===== PROVIDED MATERIAL

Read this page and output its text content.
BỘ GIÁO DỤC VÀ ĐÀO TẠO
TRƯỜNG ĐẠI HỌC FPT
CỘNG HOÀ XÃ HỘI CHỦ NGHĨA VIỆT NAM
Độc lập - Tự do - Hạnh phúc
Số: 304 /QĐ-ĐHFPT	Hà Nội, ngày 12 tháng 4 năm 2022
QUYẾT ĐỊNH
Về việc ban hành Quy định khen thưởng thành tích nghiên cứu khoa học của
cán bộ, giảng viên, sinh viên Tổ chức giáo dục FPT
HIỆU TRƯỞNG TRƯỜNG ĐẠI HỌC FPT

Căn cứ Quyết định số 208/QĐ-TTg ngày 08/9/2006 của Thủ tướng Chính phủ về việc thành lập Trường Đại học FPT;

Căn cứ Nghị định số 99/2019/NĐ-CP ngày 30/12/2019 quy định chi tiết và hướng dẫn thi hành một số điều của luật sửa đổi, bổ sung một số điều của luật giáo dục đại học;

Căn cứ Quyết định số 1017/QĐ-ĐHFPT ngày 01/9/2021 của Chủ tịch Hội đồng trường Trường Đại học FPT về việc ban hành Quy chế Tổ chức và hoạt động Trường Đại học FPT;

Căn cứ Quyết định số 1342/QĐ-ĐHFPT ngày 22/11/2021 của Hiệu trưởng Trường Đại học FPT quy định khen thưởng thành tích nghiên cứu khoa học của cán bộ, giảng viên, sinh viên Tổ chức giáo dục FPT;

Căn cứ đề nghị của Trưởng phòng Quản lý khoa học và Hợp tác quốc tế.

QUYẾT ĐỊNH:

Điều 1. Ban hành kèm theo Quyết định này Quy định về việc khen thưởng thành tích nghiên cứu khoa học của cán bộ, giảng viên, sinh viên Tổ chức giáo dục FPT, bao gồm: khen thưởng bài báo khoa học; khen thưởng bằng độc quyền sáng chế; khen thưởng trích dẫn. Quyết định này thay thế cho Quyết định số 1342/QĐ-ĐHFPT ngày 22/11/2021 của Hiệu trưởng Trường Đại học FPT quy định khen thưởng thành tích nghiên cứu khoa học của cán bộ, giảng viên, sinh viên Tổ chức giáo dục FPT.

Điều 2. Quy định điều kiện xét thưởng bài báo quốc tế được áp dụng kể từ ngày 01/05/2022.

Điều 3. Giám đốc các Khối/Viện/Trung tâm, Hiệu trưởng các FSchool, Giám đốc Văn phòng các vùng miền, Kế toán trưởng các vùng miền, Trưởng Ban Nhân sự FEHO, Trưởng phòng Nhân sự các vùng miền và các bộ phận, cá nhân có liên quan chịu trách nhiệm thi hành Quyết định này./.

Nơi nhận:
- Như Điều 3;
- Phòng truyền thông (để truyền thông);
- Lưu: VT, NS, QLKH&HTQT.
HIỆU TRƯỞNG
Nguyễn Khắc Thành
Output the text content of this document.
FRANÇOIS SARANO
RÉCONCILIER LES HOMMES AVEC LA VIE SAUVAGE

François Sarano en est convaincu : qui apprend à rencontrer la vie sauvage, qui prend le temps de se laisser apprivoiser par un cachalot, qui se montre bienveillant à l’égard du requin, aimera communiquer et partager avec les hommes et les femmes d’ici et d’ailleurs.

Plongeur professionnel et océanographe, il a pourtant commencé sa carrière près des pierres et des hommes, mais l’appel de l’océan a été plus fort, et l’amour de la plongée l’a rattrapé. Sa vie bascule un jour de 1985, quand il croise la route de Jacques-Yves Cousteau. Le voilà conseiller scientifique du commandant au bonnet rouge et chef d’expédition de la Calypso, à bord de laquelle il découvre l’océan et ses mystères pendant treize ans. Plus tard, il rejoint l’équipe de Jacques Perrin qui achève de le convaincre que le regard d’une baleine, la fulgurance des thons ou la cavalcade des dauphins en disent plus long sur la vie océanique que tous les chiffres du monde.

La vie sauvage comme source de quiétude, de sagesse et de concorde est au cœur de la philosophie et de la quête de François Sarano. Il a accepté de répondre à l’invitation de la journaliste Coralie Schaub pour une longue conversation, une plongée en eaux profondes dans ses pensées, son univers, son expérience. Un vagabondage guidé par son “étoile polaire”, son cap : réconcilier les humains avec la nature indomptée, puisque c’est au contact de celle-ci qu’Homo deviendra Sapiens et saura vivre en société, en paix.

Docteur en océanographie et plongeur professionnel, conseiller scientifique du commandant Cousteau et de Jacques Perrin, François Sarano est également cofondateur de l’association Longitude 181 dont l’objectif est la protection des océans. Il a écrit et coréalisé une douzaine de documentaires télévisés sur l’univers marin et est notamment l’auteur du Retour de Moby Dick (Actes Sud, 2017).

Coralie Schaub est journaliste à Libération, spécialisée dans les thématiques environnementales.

==========

■ REQUIREMENTS
Return all the data above once more, precisely as given.

■ WRITTEN RESPONSE
Read this page and output its text content.
BỘ GIÁO DỤC VÀ ĐÀO TẠO
TRƯỜNG ĐẠI HỌC FPT
CỘNG HOÀ XÃ HỘI CHỦ NGHĨA VIỆT NAM
Độc lập - Tự do - Hạnh phúc
Số: 304 /QĐ-ĐHFPT	Hà Nội, ngày 12 tháng 4 năm 2022
QUYẾT ĐỊNH
Về việc ban hành Quy định khen thưởng thành tích nghiên cứu khoa học của
cán bộ, giảng viên, sinh viên Tổ chức giáo dục FPT
HIỆU TRƯỞNG TRƯỜNG ĐẠI HỌC FPT

Căn cứ Quyết định số 208/QĐ-TTg ngày 08/9/2006 của Thủ tướng Chính phủ về việc thành lập Trường Đại học FPT;

Căn cứ Nghị định số 99/2019/NĐ-CP ngày 30/12/2019 quy định chi tiết và hướng dẫn thi hành một số điều của luật sửa đổi, bổ sung một số điều của luật giáo dục đại học;

Căn cứ Quyết định số 1017/QĐ-ĐHFPT ngày 01/9/2021 của Chủ tịch Hội đồng trường Trường Đại học FPT về việc ban hành Quy chế Tổ chức và hoạt động Trường Đại học FPT;

Căn cứ Quyết định số 1342/QĐ-ĐHFPT ngày 22/11/2021 của Hiệu trưởng Trường Đại học FPT quy định khen thưởng thành tích nghiên cứu khoa học của cán bộ, giảng viên, sinh viên Tổ chức giáo dục FPT;

Căn cứ đề nghị của Trưởng phòng Quản lý khoa học và Hợp tác quốc tế.

QUYẾT ĐỊNH:

Điều 1. Ban hành kèm theo Quyết định này Quy định về việc khen thưởng thành tích nghiên cứu khoa học của cán bộ, giảng viên, sinh viên Tổ chức giáo dục FPT, bao gồm: khen thưởng bài báo khoa học; khen thưởng bằng độc quyền sáng chế; khen thưởng trích dẫn. Quyết định này thay thế cho Quyết định số 1342/QĐ-ĐHFPT ngày 22/11/2021 của Hiệu trưởng Trường Đại học FPT quy định khen thưởng thành tích nghiên cứu khoa học của cán bộ, giảng viên, sinh viên Tổ chức giáo dục FPT.

Điều 2. Quy định điều kiện xét thưởng bài báo quốc tế được áp dụng kể từ ngày 01/05/2022.

Điều 3. Giám đốc các Khối/Viện/Trung tâm, Hiệu trưởng các FSchool, Giám đốc Văn phòng các vùng miền, Kế toán trưởng các vùng miền, Trưởng Ban Nhân sự FEHO, Trưởng phòng Nhân sự các vùng miền và các bộ phận, cá nhân có liên quan chịu trách nhiệm thi hành Quyết định này./.

Nơi nhận:
- Như Điều 3;
- Phòng truyền thông (để truyền thông);
- Lưu: VT, NS, QLKH&HTQT.
HIỆU TRƯỞNG
Nguyễn Khắc Thành
Output the text content of this document.
FRANÇOIS SARANO
RÉCONCILIER LES HOMMES AVEC LA VIE SAUVAGE

François Sarano en est convaincu : qui apprend à rencontrer la vie sauvage, qui prend le temps de se laisser apprivoiser par un cachalot, qui se montre bienveillant à l’égard du requin, aimera communiquer et partager avec les hommes et les femmes d’ici et d’ailleurs.

Plongeur professionnel et océanographe, il a pourtant commencé sa carrière près des pierres et des hommes, mais l’appel de l’océan a été plus fort, et l’amour de la plongée l’a rattrapé. Sa vie bascule un jour de 1985, quand il croise la route de Jacques-Yves Cousteau. Le voilà conseiller scientifique du commandant au bonnet rouge et chef d’expédition de la Calypso, à bord de laquelle il découvre l’océan et ses mystères pendant treize ans. Plus tard, il rejoint l’équipe de Jacques Perrin qui achève de le convaincre que le regard d’une baleine, la fulgurance des thons ou la cavalcade des dauphins en disent plus long sur la vie océanique que tous les chiffres du monde.

La vie sauvage comme source de quiétude, de sagesse et de concorde est au cœur de la philosophie et de la quête de François Sarano. Il a accepté de répondre à l’invitation de la journaliste Coralie Schaub pour une longue conversation, une plongée en eaux profondes dans ses pensées, son univers, son expérience. Un vagabondage guidé par son “étoile polaire”, son cap : réconcilier les humains avec la nature indomptée, puisque c’est au contact de celle-ci qu’Homo deviendra Sapiens et saura vivre en société, en paix.

Docteur en océanographie et plongeur professionnel, conseiller scientifique du commandant Cousteau et de Jacques Perrin, François Sarano est également cofondateur de l’association Longitude 181 dont l’objectif est la protection des océans. Il a écrit et coréalisé une douzaine de documentaires télévisés sur l’univers marin et est notamment l’auteur du Retour de Moby Dick (Actes Sud, 2017).

Coralie Schaub est journaliste à Libération, spécialisée dans les thématiques environnementales.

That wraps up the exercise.